* Task prompt:
Can you copy the listing below word for word, keeping every line in its original order?

* Input:

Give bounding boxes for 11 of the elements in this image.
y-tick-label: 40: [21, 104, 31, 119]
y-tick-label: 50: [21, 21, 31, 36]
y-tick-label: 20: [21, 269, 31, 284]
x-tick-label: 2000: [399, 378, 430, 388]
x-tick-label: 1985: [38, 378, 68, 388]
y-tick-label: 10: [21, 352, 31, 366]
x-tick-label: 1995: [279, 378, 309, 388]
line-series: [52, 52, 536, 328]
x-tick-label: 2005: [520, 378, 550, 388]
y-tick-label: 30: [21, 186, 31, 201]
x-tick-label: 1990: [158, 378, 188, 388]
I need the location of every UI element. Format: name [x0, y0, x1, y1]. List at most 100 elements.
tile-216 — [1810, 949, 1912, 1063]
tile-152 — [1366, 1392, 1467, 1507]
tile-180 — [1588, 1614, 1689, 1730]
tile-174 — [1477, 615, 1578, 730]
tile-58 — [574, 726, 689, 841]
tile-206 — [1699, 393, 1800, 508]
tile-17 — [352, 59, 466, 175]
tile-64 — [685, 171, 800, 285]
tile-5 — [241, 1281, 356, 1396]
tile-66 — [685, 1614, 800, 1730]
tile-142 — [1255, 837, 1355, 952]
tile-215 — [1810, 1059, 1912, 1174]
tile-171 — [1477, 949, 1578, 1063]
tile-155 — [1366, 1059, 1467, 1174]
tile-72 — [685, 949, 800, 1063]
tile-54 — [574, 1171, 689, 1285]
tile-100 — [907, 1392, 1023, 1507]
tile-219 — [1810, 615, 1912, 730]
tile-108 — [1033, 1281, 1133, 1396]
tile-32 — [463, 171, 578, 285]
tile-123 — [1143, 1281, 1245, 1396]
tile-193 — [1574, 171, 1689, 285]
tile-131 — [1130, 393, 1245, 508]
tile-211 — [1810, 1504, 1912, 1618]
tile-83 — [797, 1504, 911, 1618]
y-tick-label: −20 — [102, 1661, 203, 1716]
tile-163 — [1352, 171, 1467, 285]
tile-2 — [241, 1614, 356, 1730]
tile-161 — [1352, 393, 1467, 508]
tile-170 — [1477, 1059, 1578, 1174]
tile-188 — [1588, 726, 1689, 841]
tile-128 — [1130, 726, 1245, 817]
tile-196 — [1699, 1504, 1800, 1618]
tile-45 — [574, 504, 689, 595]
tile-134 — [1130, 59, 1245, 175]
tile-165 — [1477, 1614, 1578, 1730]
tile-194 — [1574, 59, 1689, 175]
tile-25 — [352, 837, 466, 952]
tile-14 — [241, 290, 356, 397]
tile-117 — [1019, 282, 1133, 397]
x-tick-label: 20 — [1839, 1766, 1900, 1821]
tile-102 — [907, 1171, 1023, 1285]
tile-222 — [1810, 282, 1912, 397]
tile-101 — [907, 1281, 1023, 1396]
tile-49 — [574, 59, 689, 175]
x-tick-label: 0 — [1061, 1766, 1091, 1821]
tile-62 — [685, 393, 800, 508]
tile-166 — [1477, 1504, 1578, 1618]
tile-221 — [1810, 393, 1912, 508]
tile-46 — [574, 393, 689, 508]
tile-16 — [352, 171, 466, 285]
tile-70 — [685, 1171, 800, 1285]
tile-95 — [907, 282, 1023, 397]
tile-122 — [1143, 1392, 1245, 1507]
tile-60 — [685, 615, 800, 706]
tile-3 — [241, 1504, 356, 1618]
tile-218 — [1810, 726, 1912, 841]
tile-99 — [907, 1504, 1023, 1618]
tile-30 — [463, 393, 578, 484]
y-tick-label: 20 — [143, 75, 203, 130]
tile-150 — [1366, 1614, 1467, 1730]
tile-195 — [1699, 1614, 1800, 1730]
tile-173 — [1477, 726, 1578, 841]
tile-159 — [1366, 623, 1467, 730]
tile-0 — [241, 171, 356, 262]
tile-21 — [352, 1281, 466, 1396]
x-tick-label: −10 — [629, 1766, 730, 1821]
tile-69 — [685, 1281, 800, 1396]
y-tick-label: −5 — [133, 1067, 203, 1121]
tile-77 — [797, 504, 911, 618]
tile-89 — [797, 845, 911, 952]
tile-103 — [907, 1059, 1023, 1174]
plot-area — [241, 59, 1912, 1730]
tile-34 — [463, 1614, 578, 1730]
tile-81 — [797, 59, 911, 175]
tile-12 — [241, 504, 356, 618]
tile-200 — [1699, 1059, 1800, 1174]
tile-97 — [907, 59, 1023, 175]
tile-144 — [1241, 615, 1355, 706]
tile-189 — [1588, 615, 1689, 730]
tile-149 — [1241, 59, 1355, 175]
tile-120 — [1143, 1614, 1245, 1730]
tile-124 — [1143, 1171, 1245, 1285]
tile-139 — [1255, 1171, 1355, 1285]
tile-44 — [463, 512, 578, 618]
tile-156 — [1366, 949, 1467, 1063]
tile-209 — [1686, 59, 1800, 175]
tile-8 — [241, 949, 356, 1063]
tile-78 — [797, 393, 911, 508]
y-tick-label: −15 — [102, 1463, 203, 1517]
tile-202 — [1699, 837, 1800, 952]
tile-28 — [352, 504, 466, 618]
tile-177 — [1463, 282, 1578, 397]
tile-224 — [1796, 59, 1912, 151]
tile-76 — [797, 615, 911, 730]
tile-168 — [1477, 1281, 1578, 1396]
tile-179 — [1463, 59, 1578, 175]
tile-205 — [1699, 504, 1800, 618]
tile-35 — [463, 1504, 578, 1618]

* Exercise solution:
Give bounding boxes for 11 of the elements in this image.
y-tick-label: 40: [21, 104, 31, 119]
y-tick-label: 50: [21, 21, 31, 36]
y-tick-label: 20: [21, 269, 31, 284]
x-tick-label: 2000: [399, 378, 430, 388]
x-tick-label: 1985: [38, 378, 68, 388]
y-tick-label: 10: [21, 352, 31, 366]
x-tick-label: 1995: [279, 378, 309, 388]
line-series: [52, 52, 536, 328]
x-tick-label: 2005: [520, 378, 550, 388]
y-tick-label: 30: [21, 186, 31, 201]
x-tick-label: 1990: [158, 378, 188, 388]
I need the location of every UI element. Format: name [x0, y0, x1, y1]. List at most 100 elements.
tile-216 — [1810, 949, 1912, 1063]
tile-152 — [1366, 1392, 1467, 1507]
tile-180 — [1588, 1614, 1689, 1730]
tile-174 — [1477, 615, 1578, 730]
tile-58 — [574, 726, 689, 841]
tile-206 — [1699, 393, 1800, 508]
tile-17 — [352, 59, 466, 175]
tile-64 — [685, 171, 800, 285]
tile-5 — [241, 1281, 356, 1396]
tile-66 — [685, 1614, 800, 1730]
tile-142 — [1255, 837, 1355, 952]
tile-215 — [1810, 1059, 1912, 1174]
tile-171 — [1477, 949, 1578, 1063]
tile-155 — [1366, 1059, 1467, 1174]
tile-72 — [685, 949, 800, 1063]
tile-54 — [574, 1171, 689, 1285]
tile-100 — [907, 1392, 1023, 1507]
tile-219 — [1810, 615, 1912, 730]
tile-108 — [1033, 1281, 1133, 1396]
tile-32 — [463, 171, 578, 285]
tile-123 — [1143, 1281, 1245, 1396]
tile-193 — [1574, 171, 1689, 285]
tile-131 — [1130, 393, 1245, 508]
tile-211 — [1810, 1504, 1912, 1618]
tile-83 — [797, 1504, 911, 1618]
y-tick-label: −20 — [102, 1661, 203, 1716]
tile-163 — [1352, 171, 1467, 285]
tile-2 — [241, 1614, 356, 1730]
tile-161 — [1352, 393, 1467, 508]
tile-170 — [1477, 1059, 1578, 1174]
tile-188 — [1588, 726, 1689, 841]
tile-128 — [1130, 726, 1245, 817]
tile-196 — [1699, 1504, 1800, 1618]
tile-45 — [574, 504, 689, 595]
tile-134 — [1130, 59, 1245, 175]
tile-165 — [1477, 1614, 1578, 1730]
tile-194 — [1574, 59, 1689, 175]
tile-25 — [352, 837, 466, 952]
tile-14 — [241, 290, 356, 397]
tile-117 — [1019, 282, 1133, 397]
x-tick-label: 20 — [1839, 1766, 1900, 1821]
tile-102 — [907, 1171, 1023, 1285]
tile-222 — [1810, 282, 1912, 397]
tile-101 — [907, 1281, 1023, 1396]
tile-49 — [574, 59, 689, 175]
x-tick-label: 0 — [1061, 1766, 1091, 1821]
tile-62 — [685, 393, 800, 508]
tile-166 — [1477, 1504, 1578, 1618]
tile-221 — [1810, 393, 1912, 508]
tile-46 — [574, 393, 689, 508]
tile-16 — [352, 171, 466, 285]
tile-70 — [685, 1171, 800, 1285]
tile-95 — [907, 282, 1023, 397]
tile-122 — [1143, 1392, 1245, 1507]
tile-60 — [685, 615, 800, 706]
tile-3 — [241, 1504, 356, 1618]
tile-218 — [1810, 726, 1912, 841]
tile-99 — [907, 1504, 1023, 1618]
tile-30 — [463, 393, 578, 484]
y-tick-label: 20 — [143, 75, 203, 130]
tile-150 — [1366, 1614, 1467, 1730]
tile-195 — [1699, 1614, 1800, 1730]
tile-173 — [1477, 726, 1578, 841]
tile-159 — [1366, 623, 1467, 730]
tile-0 — [241, 171, 356, 262]
tile-21 — [352, 1281, 466, 1396]
x-tick-label: −10 — [629, 1766, 730, 1821]
tile-69 — [685, 1281, 800, 1396]
y-tick-label: −5 — [133, 1067, 203, 1121]
tile-77 — [797, 504, 911, 618]
tile-89 — [797, 845, 911, 952]
tile-103 — [907, 1059, 1023, 1174]
plot-area — [241, 59, 1912, 1730]
tile-34 — [463, 1614, 578, 1730]
tile-81 — [797, 59, 911, 175]
tile-12 — [241, 504, 356, 618]
tile-200 — [1699, 1059, 1800, 1174]
tile-97 — [907, 59, 1023, 175]
tile-144 — [1241, 615, 1355, 706]
tile-189 — [1588, 615, 1689, 730]
tile-149 — [1241, 59, 1355, 175]
tile-120 — [1143, 1614, 1245, 1730]
tile-124 — [1143, 1171, 1245, 1285]
tile-139 — [1255, 1171, 1355, 1285]
tile-44 — [463, 512, 578, 618]
tile-156 — [1366, 949, 1467, 1063]
tile-209 — [1686, 59, 1800, 175]
tile-8 — [241, 949, 356, 1063]
tile-78 — [797, 393, 911, 508]
y-tick-label: −15 — [102, 1463, 203, 1517]
tile-202 — [1699, 837, 1800, 952]
tile-28 — [352, 504, 466, 618]
tile-177 — [1463, 282, 1578, 397]
tile-224 — [1796, 59, 1912, 151]
tile-76 — [797, 615, 911, 730]
tile-168 — [1477, 1281, 1578, 1396]
tile-179 — [1463, 59, 1578, 175]
tile-205 — [1699, 504, 1800, 618]
tile-35 — [463, 1504, 578, 1618]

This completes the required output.